Written request:
Please give the listing again in its entirety, exactly as written.

Working data:
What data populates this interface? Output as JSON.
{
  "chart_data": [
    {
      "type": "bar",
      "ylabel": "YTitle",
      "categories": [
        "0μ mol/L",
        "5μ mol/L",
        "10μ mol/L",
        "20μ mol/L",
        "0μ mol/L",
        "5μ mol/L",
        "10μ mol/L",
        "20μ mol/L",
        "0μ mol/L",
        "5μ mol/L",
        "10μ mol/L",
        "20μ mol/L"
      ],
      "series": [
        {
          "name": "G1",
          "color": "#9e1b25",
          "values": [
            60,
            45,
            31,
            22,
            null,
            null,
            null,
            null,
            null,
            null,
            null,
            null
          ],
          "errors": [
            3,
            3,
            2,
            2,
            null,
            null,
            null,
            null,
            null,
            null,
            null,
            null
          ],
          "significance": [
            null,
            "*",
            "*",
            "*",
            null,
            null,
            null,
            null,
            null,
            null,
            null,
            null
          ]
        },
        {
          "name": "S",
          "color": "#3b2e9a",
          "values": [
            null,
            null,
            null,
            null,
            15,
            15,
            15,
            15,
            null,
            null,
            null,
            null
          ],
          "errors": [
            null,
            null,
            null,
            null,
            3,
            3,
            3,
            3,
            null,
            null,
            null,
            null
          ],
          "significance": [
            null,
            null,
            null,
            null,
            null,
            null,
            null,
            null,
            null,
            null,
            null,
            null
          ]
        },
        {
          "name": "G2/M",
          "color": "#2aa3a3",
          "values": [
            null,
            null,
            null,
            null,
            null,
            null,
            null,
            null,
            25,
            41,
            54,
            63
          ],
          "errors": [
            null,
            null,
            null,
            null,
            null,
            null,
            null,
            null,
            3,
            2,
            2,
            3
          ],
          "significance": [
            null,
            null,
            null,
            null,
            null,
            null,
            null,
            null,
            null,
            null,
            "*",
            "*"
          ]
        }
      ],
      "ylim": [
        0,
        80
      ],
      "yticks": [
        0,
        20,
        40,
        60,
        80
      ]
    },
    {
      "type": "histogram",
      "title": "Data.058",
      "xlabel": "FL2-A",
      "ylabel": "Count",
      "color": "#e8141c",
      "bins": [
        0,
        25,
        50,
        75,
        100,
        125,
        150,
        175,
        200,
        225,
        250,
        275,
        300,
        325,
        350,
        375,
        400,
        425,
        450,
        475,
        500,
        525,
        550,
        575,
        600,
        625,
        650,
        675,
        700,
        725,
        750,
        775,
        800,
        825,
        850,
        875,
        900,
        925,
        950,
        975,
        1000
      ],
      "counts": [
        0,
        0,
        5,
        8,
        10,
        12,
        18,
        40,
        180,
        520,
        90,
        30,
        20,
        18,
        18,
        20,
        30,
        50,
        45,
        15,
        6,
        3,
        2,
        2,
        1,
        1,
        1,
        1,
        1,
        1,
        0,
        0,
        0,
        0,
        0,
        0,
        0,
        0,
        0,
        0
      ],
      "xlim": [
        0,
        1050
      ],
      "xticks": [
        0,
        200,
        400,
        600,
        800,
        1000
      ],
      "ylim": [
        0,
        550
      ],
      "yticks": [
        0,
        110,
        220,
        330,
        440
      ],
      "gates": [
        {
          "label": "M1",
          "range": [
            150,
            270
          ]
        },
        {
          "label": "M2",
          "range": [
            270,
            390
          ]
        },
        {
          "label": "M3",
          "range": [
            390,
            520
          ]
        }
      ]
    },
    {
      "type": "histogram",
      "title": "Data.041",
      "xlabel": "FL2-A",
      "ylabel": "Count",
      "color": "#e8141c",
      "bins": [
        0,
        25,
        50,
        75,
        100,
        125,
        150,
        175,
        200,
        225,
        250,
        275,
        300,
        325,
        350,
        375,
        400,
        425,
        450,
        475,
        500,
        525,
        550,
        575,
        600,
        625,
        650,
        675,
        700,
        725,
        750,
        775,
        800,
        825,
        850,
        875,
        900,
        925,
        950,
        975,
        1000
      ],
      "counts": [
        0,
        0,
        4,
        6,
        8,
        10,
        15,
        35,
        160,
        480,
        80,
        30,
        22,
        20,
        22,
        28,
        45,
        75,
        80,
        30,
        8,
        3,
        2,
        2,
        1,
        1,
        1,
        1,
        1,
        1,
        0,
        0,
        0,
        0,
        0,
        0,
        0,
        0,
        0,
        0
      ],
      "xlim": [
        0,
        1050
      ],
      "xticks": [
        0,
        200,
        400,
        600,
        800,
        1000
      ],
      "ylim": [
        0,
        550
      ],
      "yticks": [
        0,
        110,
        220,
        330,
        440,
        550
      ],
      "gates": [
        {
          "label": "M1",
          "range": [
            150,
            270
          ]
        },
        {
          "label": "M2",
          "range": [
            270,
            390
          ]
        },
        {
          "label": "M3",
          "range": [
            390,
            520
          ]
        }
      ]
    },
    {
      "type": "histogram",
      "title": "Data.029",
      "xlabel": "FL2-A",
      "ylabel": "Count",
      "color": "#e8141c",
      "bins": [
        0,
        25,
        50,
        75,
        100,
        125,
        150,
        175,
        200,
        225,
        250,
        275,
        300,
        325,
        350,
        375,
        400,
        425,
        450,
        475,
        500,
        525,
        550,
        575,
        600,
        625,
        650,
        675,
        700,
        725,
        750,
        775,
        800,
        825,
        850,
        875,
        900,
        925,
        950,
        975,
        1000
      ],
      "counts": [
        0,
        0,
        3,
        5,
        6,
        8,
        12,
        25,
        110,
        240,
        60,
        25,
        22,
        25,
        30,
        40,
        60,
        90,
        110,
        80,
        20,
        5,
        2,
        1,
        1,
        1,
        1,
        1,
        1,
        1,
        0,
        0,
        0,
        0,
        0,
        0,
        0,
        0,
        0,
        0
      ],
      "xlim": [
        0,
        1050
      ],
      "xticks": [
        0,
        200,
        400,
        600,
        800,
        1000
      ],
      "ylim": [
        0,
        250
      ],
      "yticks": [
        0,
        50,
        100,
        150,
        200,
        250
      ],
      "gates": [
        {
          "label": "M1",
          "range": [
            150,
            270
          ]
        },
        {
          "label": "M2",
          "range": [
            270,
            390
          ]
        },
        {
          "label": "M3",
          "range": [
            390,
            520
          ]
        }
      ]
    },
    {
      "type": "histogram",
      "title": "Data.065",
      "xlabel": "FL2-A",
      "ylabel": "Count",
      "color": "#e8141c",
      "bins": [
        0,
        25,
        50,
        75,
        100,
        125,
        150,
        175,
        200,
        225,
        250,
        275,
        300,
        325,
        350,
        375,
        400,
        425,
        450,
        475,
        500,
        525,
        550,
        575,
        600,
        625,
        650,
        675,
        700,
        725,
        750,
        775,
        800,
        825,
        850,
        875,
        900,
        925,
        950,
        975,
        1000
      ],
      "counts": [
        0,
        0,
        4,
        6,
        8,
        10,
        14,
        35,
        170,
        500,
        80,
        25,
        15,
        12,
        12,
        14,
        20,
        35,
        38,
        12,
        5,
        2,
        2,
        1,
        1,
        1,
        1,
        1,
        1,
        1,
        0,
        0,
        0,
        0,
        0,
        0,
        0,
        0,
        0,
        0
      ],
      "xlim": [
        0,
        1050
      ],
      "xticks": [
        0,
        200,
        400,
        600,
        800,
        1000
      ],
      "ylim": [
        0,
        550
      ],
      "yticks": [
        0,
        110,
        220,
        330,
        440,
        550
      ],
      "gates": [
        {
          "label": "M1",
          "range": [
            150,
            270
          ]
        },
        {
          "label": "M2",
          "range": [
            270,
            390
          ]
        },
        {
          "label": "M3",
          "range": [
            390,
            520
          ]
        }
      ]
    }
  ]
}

Result of this task:
What data populates this interface? Output as JSON.
{
  "chart_data": [
    {
      "type": "bar",
      "ylabel": "YTitle",
      "categories": [
        "0μ mol/L",
        "5μ mol/L",
        "10μ mol/L",
        "20μ mol/L",
        "0μ mol/L",
        "5μ mol/L",
        "10μ mol/L",
        "20μ mol/L",
        "0μ mol/L",
        "5μ mol/L",
        "10μ mol/L",
        "20μ mol/L"
      ],
      "series": [
        {
          "name": "G1",
          "color": "#9e1b25",
          "values": [
            60,
            45,
            31,
            22,
            null,
            null,
            null,
            null,
            null,
            null,
            null,
            null
          ],
          "errors": [
            3,
            3,
            2,
            2,
            null,
            null,
            null,
            null,
            null,
            null,
            null,
            null
          ],
          "significance": [
            null,
            "*",
            "*",
            "*",
            null,
            null,
            null,
            null,
            null,
            null,
            null,
            null
          ]
        },
        {
          "name": "S",
          "color": "#3b2e9a",
          "values": [
            null,
            null,
            null,
            null,
            15,
            15,
            15,
            15,
            null,
            null,
            null,
            null
          ],
          "errors": [
            null,
            null,
            null,
            null,
            3,
            3,
            3,
            3,
            null,
            null,
            null,
            null
          ],
          "significance": [
            null,
            null,
            null,
            null,
            null,
            null,
            null,
            null,
            null,
            null,
            null,
            null
          ]
        },
        {
          "name": "G2/M",
          "color": "#2aa3a3",
          "values": [
            null,
            null,
            null,
            null,
            null,
            null,
            null,
            null,
            25,
            41,
            54,
            63
          ],
          "errors": [
            null,
            null,
            null,
            null,
            null,
            null,
            null,
            null,
            3,
            2,
            2,
            3
          ],
          "significance": [
            null,
            null,
            null,
            null,
            null,
            null,
            null,
            null,
            null,
            null,
            "*",
            "*"
          ]
        }
      ],
      "ylim": [
        0,
        80
      ],
      "yticks": [
        0,
        20,
        40,
        60,
        80
      ]
    },
    {
      "type": "histogram",
      "title": "Data.058",
      "xlabel": "FL2-A",
      "ylabel": "Count",
      "color": "#e8141c",
      "bins": [
        0,
        25,
        50,
        75,
        100,
        125,
        150,
        175,
        200,
        225,
        250,
        275,
        300,
        325,
        350,
        375,
        400,
        425,
        450,
        475,
        500,
        525,
        550,
        575,
        600,
        625,
        650,
        675,
        700,
        725,
        750,
        775,
        800,
        825,
        850,
        875,
        900,
        925,
        950,
        975,
        1000
      ],
      "counts": [
        0,
        0,
        5,
        8,
        10,
        12,
        18,
        40,
        180,
        520,
        90,
        30,
        20,
        18,
        18,
        20,
        30,
        50,
        45,
        15,
        6,
        3,
        2,
        2,
        1,
        1,
        1,
        1,
        1,
        1,
        0,
        0,
        0,
        0,
        0,
        0,
        0,
        0,
        0,
        0
      ],
      "xlim": [
        0,
        1050
      ],
      "xticks": [
        0,
        200,
        400,
        600,
        800,
        1000
      ],
      "ylim": [
        0,
        550
      ],
      "yticks": [
        0,
        110,
        220,
        330,
        440
      ],
      "gates": [
        {
          "label": "M1",
          "range": [
            150,
            270
          ]
        },
        {
          "label": "M2",
          "range": [
            270,
            390
          ]
        },
        {
          "label": "M3",
          "range": [
            390,
            520
          ]
        }
      ]
    },
    {
      "type": "histogram",
      "title": "Data.041",
      "xlabel": "FL2-A",
      "ylabel": "Count",
      "color": "#e8141c",
      "bins": [
        0,
        25,
        50,
        75,
        100,
        125,
        150,
        175,
        200,
        225,
        250,
        275,
        300,
        325,
        350,
        375,
        400,
        425,
        450,
        475,
        500,
        525,
        550,
        575,
        600,
        625,
        650,
        675,
        700,
        725,
        750,
        775,
        800,
        825,
        850,
        875,
        900,
        925,
        950,
        975,
        1000
      ],
      "counts": [
        0,
        0,
        4,
        6,
        8,
        10,
        15,
        35,
        160,
        480,
        80,
        30,
        22,
        20,
        22,
        28,
        45,
        75,
        80,
        30,
        8,
        3,
        2,
        2,
        1,
        1,
        1,
        1,
        1,
        1,
        0,
        0,
        0,
        0,
        0,
        0,
        0,
        0,
        0,
        0
      ],
      "xlim": [
        0,
        1050
      ],
      "xticks": [
        0,
        200,
        400,
        600,
        800,
        1000
      ],
      "ylim": [
        0,
        550
      ],
      "yticks": [
        0,
        110,
        220,
        330,
        440,
        550
      ],
      "gates": [
        {
          "label": "M1",
          "range": [
            150,
            270
          ]
        },
        {
          "label": "M2",
          "range": [
            270,
            390
          ]
        },
        {
          "label": "M3",
          "range": [
            390,
            520
          ]
        }
      ]
    },
    {
      "type": "histogram",
      "title": "Data.029",
      "xlabel": "FL2-A",
      "ylabel": "Count",
      "color": "#e8141c",
      "bins": [
        0,
        25,
        50,
        75,
        100,
        125,
        150,
        175,
        200,
        225,
        250,
        275,
        300,
        325,
        350,
        375,
        400,
        425,
        450,
        475,
        500,
        525,
        550,
        575,
        600,
        625,
        650,
        675,
        700,
        725,
        750,
        775,
        800,
        825,
        850,
        875,
        900,
        925,
        950,
        975,
        1000
      ],
      "counts": [
        0,
        0,
        3,
        5,
        6,
        8,
        12,
        25,
        110,
        240,
        60,
        25,
        22,
        25,
        30,
        40,
        60,
        90,
        110,
        80,
        20,
        5,
        2,
        1,
        1,
        1,
        1,
        1,
        1,
        1,
        0,
        0,
        0,
        0,
        0,
        0,
        0,
        0,
        0,
        0
      ],
      "xlim": [
        0,
        1050
      ],
      "xticks": [
        0,
        200,
        400,
        600,
        800,
        1000
      ],
      "ylim": [
        0,
        250
      ],
      "yticks": [
        0,
        50,
        100,
        150,
        200,
        250
      ],
      "gates": [
        {
          "label": "M1",
          "range": [
            150,
            270
          ]
        },
        {
          "label": "M2",
          "range": [
            270,
            390
          ]
        },
        {
          "label": "M3",
          "range": [
            390,
            520
          ]
        }
      ]
    },
    {
      "type": "histogram",
      "title": "Data.065",
      "xlabel": "FL2-A",
      "ylabel": "Count",
      "color": "#e8141c",
      "bins": [
        0,
        25,
        50,
        75,
        100,
        125,
        150,
        175,
        200,
        225,
        250,
        275,
        300,
        325,
        350,
        375,
        400,
        425,
        450,
        475,
        500,
        525,
        550,
        575,
        600,
        625,
        650,
        675,
        700,
        725,
        750,
        775,
        800,
        825,
        850,
        875,
        900,
        925,
        950,
        975,
        1000
      ],
      "counts": [
        0,
        0,
        4,
        6,
        8,
        10,
        14,
        35,
        170,
        500,
        80,
        25,
        15,
        12,
        12,
        14,
        20,
        35,
        38,
        12,
        5,
        2,
        2,
        1,
        1,
        1,
        1,
        1,
        1,
        1,
        0,
        0,
        0,
        0,
        0,
        0,
        0,
        0,
        0,
        0
      ],
      "xlim": [
        0,
        1050
      ],
      "xticks": [
        0,
        200,
        400,
        600,
        800,
        1000
      ],
      "ylim": [
        0,
        550
      ],
      "yticks": [
        0,
        110,
        220,
        330,
        440,
        550
      ],
      "gates": [
        {
          "label": "M1",
          "range": [
            150,
            270
          ]
        },
        {
          "label": "M2",
          "range": [
            270,
            390
          ]
        },
        {
          "label": "M3",
          "range": [
            390,
            520
          ]
        }
      ]
    }
  ]
}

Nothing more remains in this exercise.